» Collected data
========================================
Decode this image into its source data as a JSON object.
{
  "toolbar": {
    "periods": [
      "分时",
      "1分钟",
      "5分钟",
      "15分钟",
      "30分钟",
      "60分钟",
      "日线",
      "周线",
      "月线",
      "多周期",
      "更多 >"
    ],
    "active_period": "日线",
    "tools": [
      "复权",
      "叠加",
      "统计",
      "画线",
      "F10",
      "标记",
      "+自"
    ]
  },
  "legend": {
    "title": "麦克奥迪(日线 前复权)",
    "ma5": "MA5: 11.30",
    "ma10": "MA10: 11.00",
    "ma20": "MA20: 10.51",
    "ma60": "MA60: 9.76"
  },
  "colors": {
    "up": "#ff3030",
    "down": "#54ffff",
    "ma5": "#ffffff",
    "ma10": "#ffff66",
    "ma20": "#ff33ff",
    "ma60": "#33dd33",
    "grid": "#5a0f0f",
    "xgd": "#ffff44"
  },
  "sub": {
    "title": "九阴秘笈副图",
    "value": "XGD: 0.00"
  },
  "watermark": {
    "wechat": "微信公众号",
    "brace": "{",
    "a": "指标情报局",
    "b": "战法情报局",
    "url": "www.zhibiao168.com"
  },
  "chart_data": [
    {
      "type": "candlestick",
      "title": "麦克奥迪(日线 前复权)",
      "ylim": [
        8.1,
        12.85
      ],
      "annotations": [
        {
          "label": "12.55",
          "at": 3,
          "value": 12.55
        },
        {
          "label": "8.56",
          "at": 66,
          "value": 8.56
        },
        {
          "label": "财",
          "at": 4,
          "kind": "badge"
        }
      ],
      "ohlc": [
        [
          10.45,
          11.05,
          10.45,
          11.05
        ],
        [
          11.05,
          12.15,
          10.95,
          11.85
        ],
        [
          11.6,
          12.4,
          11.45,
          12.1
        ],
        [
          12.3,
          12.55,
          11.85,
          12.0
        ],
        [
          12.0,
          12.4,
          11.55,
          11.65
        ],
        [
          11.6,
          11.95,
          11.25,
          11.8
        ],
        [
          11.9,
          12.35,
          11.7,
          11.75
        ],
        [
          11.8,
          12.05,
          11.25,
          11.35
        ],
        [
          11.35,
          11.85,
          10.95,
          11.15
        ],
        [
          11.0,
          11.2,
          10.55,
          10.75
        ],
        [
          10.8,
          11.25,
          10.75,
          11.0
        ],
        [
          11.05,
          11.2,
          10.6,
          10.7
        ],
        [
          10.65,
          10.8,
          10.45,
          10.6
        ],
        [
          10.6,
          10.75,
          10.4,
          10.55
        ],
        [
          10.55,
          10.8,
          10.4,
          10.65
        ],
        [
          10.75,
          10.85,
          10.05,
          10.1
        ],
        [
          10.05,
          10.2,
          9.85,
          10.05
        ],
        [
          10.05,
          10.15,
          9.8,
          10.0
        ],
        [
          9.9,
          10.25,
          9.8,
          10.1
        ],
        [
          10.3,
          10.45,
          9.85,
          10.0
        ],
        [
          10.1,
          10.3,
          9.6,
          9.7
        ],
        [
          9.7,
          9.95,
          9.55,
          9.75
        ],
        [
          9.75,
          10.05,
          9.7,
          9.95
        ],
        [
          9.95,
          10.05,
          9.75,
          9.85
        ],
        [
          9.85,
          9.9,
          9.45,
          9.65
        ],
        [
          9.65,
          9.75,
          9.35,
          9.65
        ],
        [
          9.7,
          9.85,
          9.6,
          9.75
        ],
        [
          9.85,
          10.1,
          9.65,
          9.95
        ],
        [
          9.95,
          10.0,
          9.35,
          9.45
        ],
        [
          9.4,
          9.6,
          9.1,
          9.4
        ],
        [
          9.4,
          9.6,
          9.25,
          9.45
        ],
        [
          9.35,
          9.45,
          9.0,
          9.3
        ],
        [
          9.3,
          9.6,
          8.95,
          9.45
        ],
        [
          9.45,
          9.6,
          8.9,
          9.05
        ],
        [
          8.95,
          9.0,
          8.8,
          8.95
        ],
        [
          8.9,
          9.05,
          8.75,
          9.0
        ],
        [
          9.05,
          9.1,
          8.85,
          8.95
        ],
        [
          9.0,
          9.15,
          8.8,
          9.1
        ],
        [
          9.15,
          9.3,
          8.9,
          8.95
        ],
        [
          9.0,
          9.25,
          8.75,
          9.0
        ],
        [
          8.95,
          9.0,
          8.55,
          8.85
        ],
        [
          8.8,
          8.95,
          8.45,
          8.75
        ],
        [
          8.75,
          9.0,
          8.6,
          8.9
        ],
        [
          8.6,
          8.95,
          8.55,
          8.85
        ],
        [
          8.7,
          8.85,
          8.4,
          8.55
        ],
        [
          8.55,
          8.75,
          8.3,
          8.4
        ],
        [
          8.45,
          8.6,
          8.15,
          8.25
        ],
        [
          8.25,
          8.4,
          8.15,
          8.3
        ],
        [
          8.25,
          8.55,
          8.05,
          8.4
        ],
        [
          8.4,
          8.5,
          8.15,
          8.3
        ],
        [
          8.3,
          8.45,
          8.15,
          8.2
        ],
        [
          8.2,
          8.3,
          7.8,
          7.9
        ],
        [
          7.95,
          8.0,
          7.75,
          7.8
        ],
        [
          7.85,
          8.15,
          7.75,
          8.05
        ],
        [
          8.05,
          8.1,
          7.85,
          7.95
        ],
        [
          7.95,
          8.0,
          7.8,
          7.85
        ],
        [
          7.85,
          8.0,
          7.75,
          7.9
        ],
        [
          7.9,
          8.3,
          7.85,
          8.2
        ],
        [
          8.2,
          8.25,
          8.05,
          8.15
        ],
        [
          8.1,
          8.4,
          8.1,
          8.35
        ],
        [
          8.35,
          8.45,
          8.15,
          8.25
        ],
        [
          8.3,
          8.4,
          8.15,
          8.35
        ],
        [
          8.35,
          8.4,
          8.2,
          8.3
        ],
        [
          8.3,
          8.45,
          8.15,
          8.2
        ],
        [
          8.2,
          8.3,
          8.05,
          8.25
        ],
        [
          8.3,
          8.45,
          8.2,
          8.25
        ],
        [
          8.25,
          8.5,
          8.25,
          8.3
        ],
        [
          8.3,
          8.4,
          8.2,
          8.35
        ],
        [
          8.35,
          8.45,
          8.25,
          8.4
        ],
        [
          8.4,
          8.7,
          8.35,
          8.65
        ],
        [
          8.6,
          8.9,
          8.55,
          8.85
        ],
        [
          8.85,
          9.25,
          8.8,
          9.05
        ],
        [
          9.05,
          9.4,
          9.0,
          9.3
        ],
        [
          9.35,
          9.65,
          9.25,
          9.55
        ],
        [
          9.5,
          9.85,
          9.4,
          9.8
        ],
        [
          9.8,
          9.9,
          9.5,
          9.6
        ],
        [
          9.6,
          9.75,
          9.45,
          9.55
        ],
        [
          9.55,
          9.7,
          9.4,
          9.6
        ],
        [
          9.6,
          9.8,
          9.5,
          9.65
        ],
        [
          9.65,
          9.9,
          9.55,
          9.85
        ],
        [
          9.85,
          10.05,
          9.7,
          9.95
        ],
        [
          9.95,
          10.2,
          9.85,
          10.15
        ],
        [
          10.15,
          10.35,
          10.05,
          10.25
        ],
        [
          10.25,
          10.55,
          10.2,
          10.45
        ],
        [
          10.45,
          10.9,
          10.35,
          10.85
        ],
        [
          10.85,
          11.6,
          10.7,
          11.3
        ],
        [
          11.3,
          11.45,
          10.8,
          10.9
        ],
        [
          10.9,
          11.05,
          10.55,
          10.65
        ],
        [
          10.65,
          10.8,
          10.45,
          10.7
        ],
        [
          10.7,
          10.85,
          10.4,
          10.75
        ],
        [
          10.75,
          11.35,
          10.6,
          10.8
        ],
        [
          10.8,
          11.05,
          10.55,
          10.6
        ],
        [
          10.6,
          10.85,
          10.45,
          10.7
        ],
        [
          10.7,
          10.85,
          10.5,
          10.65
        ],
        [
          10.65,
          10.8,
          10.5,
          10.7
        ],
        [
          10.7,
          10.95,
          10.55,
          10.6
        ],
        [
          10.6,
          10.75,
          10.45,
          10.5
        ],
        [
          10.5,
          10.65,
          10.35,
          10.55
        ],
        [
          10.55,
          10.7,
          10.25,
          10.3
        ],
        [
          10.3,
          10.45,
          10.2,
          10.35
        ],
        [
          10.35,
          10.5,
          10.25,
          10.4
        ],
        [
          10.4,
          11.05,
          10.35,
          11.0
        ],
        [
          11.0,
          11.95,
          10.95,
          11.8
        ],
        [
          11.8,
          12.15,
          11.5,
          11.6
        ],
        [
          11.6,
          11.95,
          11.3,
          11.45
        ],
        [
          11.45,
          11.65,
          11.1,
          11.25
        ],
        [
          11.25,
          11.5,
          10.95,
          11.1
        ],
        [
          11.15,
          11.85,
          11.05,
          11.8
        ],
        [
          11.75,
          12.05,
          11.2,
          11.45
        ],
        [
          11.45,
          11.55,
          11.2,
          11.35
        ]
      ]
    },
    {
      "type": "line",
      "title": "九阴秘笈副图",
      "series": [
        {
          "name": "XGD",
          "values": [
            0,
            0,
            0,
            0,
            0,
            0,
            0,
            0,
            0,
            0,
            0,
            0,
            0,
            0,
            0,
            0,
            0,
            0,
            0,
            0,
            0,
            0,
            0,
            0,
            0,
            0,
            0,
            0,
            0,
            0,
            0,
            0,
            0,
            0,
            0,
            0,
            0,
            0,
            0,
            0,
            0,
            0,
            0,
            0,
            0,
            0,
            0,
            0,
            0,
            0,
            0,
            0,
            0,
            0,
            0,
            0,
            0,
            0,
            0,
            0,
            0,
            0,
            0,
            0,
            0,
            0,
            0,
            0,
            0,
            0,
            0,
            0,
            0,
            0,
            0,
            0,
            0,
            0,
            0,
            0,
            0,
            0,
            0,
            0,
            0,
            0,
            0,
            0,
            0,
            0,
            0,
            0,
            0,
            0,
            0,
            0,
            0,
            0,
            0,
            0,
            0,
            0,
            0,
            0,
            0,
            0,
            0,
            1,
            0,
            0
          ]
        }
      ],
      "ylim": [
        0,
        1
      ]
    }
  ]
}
========================================
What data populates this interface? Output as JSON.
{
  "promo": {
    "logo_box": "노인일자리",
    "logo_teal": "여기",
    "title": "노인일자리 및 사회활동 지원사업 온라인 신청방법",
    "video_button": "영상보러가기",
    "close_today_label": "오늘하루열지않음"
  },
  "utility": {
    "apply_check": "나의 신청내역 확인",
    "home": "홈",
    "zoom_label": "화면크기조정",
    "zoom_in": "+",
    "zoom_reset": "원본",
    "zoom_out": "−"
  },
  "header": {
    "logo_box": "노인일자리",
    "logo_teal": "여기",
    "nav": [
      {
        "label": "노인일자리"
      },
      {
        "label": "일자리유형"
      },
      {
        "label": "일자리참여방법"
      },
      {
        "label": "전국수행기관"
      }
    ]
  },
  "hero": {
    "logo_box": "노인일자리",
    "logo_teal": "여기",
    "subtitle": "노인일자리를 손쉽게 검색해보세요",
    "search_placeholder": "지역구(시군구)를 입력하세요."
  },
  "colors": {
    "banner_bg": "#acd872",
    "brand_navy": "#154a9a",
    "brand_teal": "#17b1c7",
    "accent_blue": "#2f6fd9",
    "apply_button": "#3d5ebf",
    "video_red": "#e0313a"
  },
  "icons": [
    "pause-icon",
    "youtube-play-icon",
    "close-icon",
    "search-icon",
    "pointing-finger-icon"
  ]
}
========================================
» WRITTEN PROBLEM
Copy down every line of the entries containing the word "JSON".

» ANSWER IN FULL
Decode this image into its source data as a JSON object.
What data populates this interface? Output as JSON.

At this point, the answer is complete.